# Problem statement:
The records that follow should be retyped word for word.

[Figure collection entries]
▼▼▼
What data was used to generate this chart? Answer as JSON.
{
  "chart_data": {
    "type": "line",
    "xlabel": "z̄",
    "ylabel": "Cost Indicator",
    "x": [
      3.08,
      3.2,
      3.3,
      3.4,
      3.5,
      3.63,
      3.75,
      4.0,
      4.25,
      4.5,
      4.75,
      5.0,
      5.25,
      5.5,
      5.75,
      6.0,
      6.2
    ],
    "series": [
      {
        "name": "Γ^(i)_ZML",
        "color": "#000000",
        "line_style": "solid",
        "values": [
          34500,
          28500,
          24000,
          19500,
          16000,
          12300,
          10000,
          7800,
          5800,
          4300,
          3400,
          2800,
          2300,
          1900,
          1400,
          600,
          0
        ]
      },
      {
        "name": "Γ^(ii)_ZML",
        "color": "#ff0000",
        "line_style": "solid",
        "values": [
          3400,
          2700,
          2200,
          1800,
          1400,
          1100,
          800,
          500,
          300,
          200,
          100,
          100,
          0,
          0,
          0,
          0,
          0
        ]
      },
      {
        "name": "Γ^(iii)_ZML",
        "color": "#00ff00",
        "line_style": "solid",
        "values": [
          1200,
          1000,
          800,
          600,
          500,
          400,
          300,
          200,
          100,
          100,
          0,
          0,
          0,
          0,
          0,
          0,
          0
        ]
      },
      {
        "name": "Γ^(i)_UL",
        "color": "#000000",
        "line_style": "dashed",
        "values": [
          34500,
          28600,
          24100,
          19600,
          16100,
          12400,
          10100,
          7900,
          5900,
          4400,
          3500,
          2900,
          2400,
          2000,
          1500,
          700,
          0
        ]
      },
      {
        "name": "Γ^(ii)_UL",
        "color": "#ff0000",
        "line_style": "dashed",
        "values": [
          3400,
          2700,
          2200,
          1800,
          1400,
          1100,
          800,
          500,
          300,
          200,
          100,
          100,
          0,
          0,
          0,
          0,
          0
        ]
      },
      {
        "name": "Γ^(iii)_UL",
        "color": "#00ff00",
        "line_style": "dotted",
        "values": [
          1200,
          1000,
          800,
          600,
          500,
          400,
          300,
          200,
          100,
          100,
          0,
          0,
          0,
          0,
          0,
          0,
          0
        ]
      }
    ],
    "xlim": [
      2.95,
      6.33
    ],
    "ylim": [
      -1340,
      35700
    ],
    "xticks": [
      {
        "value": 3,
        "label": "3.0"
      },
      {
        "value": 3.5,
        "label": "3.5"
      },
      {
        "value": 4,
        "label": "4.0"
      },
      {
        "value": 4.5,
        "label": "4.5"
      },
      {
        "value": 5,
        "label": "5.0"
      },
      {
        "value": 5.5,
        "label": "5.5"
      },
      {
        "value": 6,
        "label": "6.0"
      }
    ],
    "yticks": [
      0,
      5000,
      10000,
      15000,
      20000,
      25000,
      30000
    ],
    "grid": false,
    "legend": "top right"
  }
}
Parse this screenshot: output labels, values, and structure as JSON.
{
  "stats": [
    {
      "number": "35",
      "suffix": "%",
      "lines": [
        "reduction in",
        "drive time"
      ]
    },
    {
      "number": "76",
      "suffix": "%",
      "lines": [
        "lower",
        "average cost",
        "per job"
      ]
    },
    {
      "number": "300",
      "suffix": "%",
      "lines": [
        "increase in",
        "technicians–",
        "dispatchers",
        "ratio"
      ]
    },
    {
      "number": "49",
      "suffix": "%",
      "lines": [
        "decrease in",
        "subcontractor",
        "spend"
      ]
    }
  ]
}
▲▲▲
# Task output:
What data was used to generate this chart? Answer as JSON.
{
  "chart_data": {
    "type": "line",
    "xlabel": "z̄",
    "ylabel": "Cost Indicator",
    "x": [
      3.08,
      3.2,
      3.3,
      3.4,
      3.5,
      3.63,
      3.75,
      4.0,
      4.25,
      4.5,
      4.75,
      5.0,
      5.25,
      5.5,
      5.75,
      6.0,
      6.2
    ],
    "series": [
      {
        "name": "Γ^(i)_ZML",
        "color": "#000000",
        "line_style": "solid",
        "values": [
          34500,
          28500,
          24000,
          19500,
          16000,
          12300,
          10000,
          7800,
          5800,
          4300,
          3400,
          2800,
          2300,
          1900,
          1400,
          600,
          0
        ]
      },
      {
        "name": "Γ^(ii)_ZML",
        "color": "#ff0000",
        "line_style": "solid",
        "values": [
          3400,
          2700,
          2200,
          1800,
          1400,
          1100,
          800,
          500,
          300,
          200,
          100,
          100,
          0,
          0,
          0,
          0,
          0
        ]
      },
      {
        "name": "Γ^(iii)_ZML",
        "color": "#00ff00",
        "line_style": "solid",
        "values": [
          1200,
          1000,
          800,
          600,
          500,
          400,
          300,
          200,
          100,
          100,
          0,
          0,
          0,
          0,
          0,
          0,
          0
        ]
      },
      {
        "name": "Γ^(i)_UL",
        "color": "#000000",
        "line_style": "dashed",
        "values": [
          34500,
          28600,
          24100,
          19600,
          16100,
          12400,
          10100,
          7900,
          5900,
          4400,
          3500,
          2900,
          2400,
          2000,
          1500,
          700,
          0
        ]
      },
      {
        "name": "Γ^(ii)_UL",
        "color": "#ff0000",
        "line_style": "dashed",
        "values": [
          3400,
          2700,
          2200,
          1800,
          1400,
          1100,
          800,
          500,
          300,
          200,
          100,
          100,
          0,
          0,
          0,
          0,
          0
        ]
      },
      {
        "name": "Γ^(iii)_UL",
        "color": "#00ff00",
        "line_style": "dotted",
        "values": [
          1200,
          1000,
          800,
          600,
          500,
          400,
          300,
          200,
          100,
          100,
          0,
          0,
          0,
          0,
          0,
          0,
          0
        ]
      }
    ],
    "xlim": [
      2.95,
      6.33
    ],
    "ylim": [
      -1340,
      35700
    ],
    "xticks": [
      {
        "value": 3,
        "label": "3.0"
      },
      {
        "value": 3.5,
        "label": "3.5"
      },
      {
        "value": 4,
        "label": "4.0"
      },
      {
        "value": 4.5,
        "label": "4.5"
      },
      {
        "value": 5,
        "label": "5.0"
      },
      {
        "value": 5.5,
        "label": "5.5"
      },
      {
        "value": 6,
        "label": "6.0"
      }
    ],
    "yticks": [
      0,
      5000,
      10000,
      15000,
      20000,
      25000,
      30000
    ],
    "grid": false,
    "legend": "top right"
  }
}
Parse this screenshot: output labels, values, and structure as JSON.
{
  "stats": [
    {
      "number": "35",
      "suffix": "%",
      "lines": [
        "reduction in",
        "drive time"
      ]
    },
    {
      "number": "76",
      "suffix": "%",
      "lines": [
        "lower",
        "average cost",
        "per job"
      ]
    },
    {
      "number": "300",
      "suffix": "%",
      "lines": [
        "increase in",
        "technicians–",
        "dispatchers",
        "ratio"
      ]
    },
    {
      "number": "49",
      "suffix": "%",
      "lines": [
        "decrease in",
        "subcontractor",
        "spend"
      ]
    }
  ]
}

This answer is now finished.